Records from a data source:

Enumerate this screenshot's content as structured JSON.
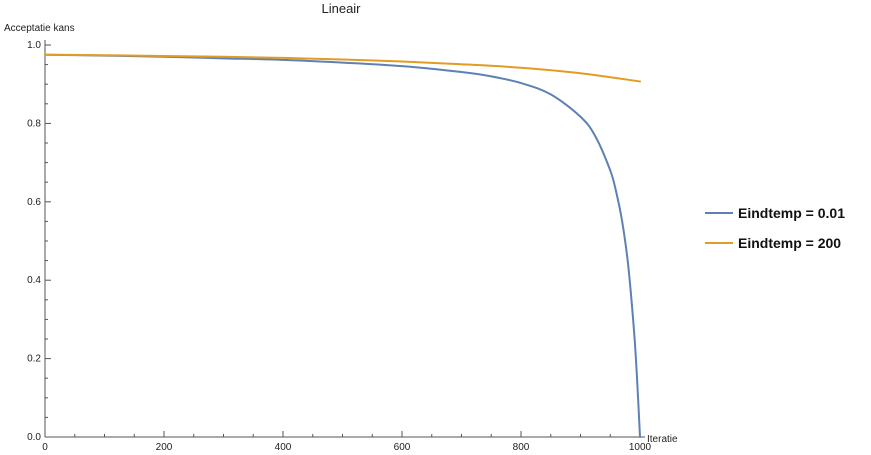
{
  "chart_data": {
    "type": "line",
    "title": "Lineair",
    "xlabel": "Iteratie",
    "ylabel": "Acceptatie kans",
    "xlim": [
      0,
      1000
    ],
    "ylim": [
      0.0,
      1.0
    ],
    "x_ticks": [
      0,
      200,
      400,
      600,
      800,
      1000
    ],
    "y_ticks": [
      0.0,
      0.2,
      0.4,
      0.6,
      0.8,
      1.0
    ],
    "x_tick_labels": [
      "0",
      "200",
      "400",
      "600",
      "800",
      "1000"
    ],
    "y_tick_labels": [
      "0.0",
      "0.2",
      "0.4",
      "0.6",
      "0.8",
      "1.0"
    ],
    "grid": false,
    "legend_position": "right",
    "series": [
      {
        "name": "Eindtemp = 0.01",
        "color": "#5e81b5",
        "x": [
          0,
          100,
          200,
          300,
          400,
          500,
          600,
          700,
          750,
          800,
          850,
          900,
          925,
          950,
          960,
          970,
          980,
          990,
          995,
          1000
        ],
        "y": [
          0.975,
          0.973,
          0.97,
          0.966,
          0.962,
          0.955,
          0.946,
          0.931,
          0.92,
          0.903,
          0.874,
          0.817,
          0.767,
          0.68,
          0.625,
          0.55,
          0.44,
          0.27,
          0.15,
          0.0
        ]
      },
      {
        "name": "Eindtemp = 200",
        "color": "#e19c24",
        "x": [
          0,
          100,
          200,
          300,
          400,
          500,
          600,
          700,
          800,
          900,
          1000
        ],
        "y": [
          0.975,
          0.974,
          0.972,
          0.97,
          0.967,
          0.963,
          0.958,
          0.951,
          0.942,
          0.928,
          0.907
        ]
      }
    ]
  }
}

* * *

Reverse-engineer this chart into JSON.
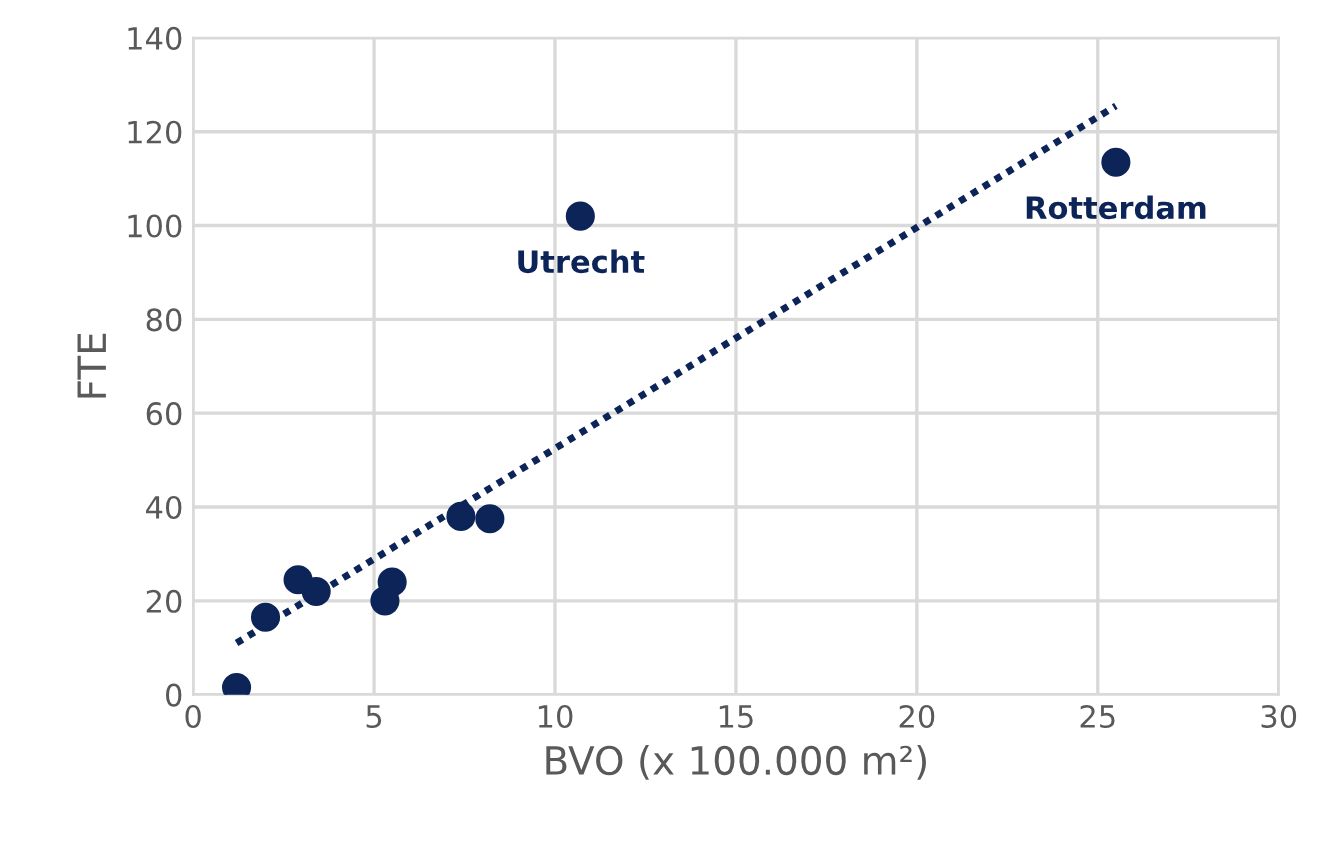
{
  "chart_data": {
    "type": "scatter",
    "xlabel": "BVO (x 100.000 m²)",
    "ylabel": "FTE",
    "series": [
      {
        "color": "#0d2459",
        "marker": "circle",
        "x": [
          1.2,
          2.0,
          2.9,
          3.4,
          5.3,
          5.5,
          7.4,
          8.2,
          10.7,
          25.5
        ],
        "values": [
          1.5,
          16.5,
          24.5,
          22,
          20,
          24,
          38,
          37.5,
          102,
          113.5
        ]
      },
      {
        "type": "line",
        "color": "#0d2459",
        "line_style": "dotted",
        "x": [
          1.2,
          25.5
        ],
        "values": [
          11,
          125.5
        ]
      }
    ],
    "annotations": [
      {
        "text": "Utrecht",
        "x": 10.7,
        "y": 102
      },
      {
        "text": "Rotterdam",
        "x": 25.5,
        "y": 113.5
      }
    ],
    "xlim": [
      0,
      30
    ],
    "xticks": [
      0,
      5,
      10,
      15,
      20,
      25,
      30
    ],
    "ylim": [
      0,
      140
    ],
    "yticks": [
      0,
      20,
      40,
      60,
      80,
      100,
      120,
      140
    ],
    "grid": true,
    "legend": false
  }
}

- STATED TASK -
Tell how many lines above contain the word "JSON". Give the number alone.

- RIGHT ANSWER -
2